| Required actions |
[1] Set down everything in the passage below on the ATOM Project and nuclear testing from "The ATOM Project" down to "nuclear weapons tests.", word for word.
[2] Answer these from the passage below on the ATOM Project and nuclear testing:
(a) What kind of campaign is the ATOM Project?
(b) In what year and where was the Central Asia Nuclear-Weapon-Free-Zone Treaty signed?
(c) For which years did Kazakhstan chair the CANWFZ treaty?

| Extract provided |

========================

The ATOM Project is an international petition campaign designed to unify support for an end to nuclear weapons testing and world free from nuclear weapons.
The project puts a human face on this global issue by telling the stories of the survivors of nuclear testing. To this day, children are born with severe deformities, illnesses and a lifetime of health challenges as a result of exposure generations ago to nuclear weapons tests.
Additionally, President Nazarbayev's appeal to end nuclear testing was welcomed and supported by the heads of the "nuclear five" states.
Kazakhstan has made a significant contribution to the establishment of a Central Asian zone free of nuclear weapons. After the signing of theCentral Asia Nuclear-Weapon-Free-Zone Treaty (CANWFZ) in 2006 in Semipalatinsk, Kazakhstan has been making practical efforts for the institutionalisation of the treaty.
We have developed and agreed with the states parties of the treaty on a single position paper on approaches to the interpretation of the treaty's provisions. Kazakhstan as a chairman of the CANWFZ treaty for 2012-2014, held meetings with the countries of the nuclear five, discussing the conditions of signing the protocol. In total, more than 20 formal bilateral and multilateral meetings and negotiations in the capitals of the nuclear countries and on international platforms, both at the expert level, and at the level of the Ministry of Foreign Affairs of Kazakhstan have been conducted.

========================

| Data for analysis |
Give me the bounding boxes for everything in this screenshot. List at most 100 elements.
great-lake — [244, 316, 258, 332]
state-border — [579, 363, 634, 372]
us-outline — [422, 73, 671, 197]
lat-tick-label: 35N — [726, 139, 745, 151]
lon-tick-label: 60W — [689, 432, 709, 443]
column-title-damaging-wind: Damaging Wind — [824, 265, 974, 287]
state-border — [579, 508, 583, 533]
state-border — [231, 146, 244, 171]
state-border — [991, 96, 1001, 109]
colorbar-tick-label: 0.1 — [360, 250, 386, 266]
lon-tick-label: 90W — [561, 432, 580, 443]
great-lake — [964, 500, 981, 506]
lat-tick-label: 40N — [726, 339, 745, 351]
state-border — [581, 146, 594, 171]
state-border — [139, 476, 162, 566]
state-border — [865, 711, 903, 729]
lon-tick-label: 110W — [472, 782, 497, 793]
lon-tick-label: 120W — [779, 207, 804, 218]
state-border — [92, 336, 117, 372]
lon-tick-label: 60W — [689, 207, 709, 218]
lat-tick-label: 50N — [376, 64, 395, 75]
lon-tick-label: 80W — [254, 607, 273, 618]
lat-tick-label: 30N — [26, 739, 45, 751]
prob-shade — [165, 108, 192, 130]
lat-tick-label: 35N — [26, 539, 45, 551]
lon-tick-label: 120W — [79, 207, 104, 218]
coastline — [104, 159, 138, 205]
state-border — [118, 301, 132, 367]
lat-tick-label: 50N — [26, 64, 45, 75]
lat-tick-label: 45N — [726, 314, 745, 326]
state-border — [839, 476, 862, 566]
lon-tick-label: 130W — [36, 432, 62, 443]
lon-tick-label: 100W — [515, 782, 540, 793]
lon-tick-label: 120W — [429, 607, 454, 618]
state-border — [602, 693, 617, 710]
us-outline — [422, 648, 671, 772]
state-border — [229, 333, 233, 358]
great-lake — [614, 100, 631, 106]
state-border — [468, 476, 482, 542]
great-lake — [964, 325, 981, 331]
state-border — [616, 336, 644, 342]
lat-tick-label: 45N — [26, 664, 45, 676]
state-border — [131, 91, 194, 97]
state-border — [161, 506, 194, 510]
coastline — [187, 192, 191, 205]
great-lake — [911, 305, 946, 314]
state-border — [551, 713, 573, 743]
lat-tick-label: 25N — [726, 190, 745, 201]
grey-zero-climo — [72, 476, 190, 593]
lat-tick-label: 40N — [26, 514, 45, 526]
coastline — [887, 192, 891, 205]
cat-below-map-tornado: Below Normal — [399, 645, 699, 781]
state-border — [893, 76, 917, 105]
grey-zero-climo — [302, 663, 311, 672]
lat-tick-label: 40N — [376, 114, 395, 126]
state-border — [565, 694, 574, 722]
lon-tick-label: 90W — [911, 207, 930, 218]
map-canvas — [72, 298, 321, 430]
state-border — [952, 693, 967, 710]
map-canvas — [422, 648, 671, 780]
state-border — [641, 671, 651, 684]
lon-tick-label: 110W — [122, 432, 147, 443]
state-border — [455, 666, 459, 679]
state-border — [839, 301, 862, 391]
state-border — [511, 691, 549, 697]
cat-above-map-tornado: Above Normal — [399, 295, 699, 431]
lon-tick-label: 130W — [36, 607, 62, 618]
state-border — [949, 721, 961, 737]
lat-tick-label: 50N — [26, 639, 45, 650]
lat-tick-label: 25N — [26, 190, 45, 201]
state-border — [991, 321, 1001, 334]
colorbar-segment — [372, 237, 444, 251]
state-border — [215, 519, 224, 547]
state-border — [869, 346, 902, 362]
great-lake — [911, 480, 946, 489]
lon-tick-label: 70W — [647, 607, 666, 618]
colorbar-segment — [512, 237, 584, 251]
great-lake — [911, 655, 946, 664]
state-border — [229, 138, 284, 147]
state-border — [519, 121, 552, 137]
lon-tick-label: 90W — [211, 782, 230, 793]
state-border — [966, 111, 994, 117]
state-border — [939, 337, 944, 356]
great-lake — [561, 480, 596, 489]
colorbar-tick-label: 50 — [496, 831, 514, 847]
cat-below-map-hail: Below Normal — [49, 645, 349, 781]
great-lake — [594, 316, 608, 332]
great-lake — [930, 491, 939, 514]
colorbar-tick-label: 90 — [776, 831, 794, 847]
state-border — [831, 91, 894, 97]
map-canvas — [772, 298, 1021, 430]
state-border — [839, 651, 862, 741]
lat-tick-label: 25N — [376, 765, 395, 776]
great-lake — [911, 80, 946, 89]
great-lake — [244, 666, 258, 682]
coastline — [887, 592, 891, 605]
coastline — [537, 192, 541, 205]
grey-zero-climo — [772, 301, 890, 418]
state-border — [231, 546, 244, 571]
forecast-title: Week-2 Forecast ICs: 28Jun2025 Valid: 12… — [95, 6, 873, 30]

========================

| Solution set |
[1]
The ATOM Project is an international petition campaign designed to unify support for an end to nuclear weapons testing and world free from nuclear weapons.
The project puts a human face on this global issue by telling the stories of the survivors of nuclear testing. To this day, children are born with severe deformities, illnesses and a lifetime of health challenges as a result of exposure generations ago to nuclear weapons tests.

[2]
(a) An international petition campaign.
(b) In 2006, in Semipalatinsk.
(c) 2012-2014.